Material for the task:
--------------------

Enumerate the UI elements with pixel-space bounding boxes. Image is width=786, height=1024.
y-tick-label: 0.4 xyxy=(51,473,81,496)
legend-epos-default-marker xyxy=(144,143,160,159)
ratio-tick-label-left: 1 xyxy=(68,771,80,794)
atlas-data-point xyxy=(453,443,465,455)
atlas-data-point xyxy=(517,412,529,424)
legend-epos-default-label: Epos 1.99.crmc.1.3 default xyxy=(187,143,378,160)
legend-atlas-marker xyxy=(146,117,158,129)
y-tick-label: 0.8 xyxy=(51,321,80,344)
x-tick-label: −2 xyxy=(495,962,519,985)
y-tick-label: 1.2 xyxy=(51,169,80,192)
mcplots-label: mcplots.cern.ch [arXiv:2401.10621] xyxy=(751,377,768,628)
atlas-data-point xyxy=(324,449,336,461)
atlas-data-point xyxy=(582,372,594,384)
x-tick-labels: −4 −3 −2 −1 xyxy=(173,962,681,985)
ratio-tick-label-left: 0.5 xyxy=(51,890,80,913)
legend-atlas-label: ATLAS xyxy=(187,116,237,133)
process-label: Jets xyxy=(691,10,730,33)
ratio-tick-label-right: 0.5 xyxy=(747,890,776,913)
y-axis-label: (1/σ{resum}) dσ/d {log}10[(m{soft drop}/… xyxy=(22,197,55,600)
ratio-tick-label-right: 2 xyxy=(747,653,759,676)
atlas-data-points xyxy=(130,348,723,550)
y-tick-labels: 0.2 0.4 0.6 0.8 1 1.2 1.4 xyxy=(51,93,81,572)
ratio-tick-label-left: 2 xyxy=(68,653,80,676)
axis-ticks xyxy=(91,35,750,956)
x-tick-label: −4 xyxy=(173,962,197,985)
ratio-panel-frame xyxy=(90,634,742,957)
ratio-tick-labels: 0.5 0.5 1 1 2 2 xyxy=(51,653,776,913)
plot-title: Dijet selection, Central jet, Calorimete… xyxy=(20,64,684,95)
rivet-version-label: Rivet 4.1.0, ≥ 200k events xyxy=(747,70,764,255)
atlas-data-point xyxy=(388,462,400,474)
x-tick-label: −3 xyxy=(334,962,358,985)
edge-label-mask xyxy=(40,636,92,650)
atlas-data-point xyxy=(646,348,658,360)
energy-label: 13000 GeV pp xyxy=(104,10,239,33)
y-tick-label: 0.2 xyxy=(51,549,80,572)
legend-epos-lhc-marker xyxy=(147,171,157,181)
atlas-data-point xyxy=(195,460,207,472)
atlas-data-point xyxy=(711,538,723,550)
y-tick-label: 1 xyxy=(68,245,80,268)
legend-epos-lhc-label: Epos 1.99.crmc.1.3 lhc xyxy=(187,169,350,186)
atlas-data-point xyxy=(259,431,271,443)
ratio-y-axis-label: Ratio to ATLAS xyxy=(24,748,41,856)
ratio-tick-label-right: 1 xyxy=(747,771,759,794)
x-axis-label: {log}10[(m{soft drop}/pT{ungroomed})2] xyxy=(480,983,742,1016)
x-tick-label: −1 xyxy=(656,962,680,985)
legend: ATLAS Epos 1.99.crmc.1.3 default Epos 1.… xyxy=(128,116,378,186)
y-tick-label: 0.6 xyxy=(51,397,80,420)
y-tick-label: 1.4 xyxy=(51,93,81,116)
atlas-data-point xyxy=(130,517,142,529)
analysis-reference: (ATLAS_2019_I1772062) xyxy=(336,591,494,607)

--------------------

Written exercise: Reproduce the records word for word, from their first line through the line that contains "atlas-data-point xyxy=(517,412,529,424)".

Reply to the task:
Enumerate the UI elements with pixel-space bounding boxes. Image is width=786, height=1024.
y-tick-label: 0.4 xyxy=(51,473,81,496)
legend-epos-default-marker xyxy=(144,143,160,159)
ratio-tick-label-left: 1 xyxy=(68,771,80,794)
atlas-data-point xyxy=(453,443,465,455)
atlas-data-point xyxy=(517,412,529,424)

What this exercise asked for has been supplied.